Data entries:
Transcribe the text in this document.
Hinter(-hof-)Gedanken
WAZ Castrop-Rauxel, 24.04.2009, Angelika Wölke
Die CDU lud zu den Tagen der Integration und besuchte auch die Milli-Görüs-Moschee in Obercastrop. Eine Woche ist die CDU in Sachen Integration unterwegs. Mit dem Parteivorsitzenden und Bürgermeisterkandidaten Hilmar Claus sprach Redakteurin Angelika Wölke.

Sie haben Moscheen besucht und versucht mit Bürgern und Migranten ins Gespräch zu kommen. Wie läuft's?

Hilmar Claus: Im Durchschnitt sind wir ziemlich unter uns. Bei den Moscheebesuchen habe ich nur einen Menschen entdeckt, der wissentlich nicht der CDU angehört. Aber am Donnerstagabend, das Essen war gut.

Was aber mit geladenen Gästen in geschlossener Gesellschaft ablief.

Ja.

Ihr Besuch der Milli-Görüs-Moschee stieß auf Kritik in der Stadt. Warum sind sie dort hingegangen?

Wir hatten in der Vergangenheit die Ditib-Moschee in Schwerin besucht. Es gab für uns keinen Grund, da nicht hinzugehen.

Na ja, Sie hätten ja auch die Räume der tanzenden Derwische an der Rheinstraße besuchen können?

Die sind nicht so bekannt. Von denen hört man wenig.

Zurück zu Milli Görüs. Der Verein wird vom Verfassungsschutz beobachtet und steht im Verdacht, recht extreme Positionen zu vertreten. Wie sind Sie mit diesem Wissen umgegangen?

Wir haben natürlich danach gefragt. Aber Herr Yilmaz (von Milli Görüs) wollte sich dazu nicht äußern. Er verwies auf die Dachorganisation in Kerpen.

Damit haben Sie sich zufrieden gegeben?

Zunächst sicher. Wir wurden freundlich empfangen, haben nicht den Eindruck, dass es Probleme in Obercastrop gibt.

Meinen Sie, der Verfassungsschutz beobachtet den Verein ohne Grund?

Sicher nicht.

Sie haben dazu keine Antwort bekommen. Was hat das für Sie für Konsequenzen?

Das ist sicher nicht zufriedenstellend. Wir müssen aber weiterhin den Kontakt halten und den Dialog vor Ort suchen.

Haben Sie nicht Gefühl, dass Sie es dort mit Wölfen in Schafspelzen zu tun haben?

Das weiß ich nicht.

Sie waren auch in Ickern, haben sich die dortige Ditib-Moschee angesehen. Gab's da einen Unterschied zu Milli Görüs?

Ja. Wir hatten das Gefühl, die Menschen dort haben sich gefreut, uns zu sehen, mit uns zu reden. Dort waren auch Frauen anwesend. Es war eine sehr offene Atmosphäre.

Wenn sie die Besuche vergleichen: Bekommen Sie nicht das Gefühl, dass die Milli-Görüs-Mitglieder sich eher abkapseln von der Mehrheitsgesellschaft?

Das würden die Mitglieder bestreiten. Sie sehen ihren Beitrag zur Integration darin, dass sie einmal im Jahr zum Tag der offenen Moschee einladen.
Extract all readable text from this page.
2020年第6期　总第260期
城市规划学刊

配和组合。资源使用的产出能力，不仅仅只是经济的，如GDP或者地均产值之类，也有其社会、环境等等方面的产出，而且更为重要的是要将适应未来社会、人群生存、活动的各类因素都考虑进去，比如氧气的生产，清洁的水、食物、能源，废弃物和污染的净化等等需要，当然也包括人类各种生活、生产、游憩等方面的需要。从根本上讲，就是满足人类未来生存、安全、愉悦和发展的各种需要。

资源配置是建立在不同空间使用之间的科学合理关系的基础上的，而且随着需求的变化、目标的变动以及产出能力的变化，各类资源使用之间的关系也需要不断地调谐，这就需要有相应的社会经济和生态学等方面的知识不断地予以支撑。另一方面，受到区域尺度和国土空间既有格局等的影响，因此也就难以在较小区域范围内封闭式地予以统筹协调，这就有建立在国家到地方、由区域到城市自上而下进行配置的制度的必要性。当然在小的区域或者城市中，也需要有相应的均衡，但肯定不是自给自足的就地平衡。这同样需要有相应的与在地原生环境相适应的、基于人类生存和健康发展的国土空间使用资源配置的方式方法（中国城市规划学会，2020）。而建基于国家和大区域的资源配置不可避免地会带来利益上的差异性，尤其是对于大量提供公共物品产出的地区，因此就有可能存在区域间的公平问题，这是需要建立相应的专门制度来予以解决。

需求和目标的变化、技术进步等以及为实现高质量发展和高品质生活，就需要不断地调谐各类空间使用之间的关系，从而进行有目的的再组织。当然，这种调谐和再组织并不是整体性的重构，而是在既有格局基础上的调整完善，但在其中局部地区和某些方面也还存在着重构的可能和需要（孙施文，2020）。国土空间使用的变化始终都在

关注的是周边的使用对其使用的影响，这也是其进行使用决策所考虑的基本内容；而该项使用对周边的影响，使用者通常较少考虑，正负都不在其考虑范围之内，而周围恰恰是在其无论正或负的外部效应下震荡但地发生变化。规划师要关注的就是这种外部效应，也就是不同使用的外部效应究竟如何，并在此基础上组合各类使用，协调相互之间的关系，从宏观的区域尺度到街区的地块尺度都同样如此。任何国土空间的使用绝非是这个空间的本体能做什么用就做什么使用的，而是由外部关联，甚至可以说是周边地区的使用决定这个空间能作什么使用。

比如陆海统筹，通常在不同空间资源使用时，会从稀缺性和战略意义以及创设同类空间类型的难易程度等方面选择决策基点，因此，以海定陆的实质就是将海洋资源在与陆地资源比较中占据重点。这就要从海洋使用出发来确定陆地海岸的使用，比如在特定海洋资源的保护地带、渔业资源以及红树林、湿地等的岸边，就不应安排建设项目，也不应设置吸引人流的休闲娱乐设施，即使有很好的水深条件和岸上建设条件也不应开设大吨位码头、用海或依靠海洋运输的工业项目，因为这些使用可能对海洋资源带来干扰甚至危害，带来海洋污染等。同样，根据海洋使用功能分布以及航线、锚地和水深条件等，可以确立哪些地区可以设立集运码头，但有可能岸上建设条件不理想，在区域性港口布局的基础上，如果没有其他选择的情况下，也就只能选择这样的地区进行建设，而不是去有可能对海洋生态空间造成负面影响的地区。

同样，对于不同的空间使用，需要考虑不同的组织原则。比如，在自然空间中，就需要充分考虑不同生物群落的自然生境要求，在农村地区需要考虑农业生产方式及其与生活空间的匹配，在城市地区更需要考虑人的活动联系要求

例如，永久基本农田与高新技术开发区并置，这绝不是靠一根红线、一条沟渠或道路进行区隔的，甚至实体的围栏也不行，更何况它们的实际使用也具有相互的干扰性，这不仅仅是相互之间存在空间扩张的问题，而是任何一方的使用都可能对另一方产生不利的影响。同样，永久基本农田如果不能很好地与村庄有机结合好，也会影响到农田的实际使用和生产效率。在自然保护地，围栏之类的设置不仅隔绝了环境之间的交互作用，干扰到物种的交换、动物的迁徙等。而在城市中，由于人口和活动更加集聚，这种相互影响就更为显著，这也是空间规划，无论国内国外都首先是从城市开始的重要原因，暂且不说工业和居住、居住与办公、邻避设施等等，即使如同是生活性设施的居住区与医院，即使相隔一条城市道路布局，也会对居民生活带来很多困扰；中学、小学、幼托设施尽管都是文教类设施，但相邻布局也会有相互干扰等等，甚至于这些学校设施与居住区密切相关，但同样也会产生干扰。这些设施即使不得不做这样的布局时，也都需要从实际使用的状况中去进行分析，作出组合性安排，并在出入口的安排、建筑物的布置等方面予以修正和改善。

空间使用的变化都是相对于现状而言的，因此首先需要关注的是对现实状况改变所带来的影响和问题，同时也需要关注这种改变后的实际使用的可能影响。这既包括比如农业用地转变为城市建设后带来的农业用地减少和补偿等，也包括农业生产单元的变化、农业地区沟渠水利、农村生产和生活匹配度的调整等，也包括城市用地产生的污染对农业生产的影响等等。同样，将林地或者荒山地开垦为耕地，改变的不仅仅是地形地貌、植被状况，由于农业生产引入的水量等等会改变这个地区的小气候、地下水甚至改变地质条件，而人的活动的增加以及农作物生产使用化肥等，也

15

* **Exercise**:
Which lines of the data above contain "Grund"? Copy each one.

* **Complete answer**:
Wir hatten in der Vergangenheit die Ditib-Moschee in Schwerin besucht. Es gab für uns keinen Grund, da nicht hinzugehen.
Meinen Sie, der Verfassungsschutz beobachtet den Verein ohne Grund?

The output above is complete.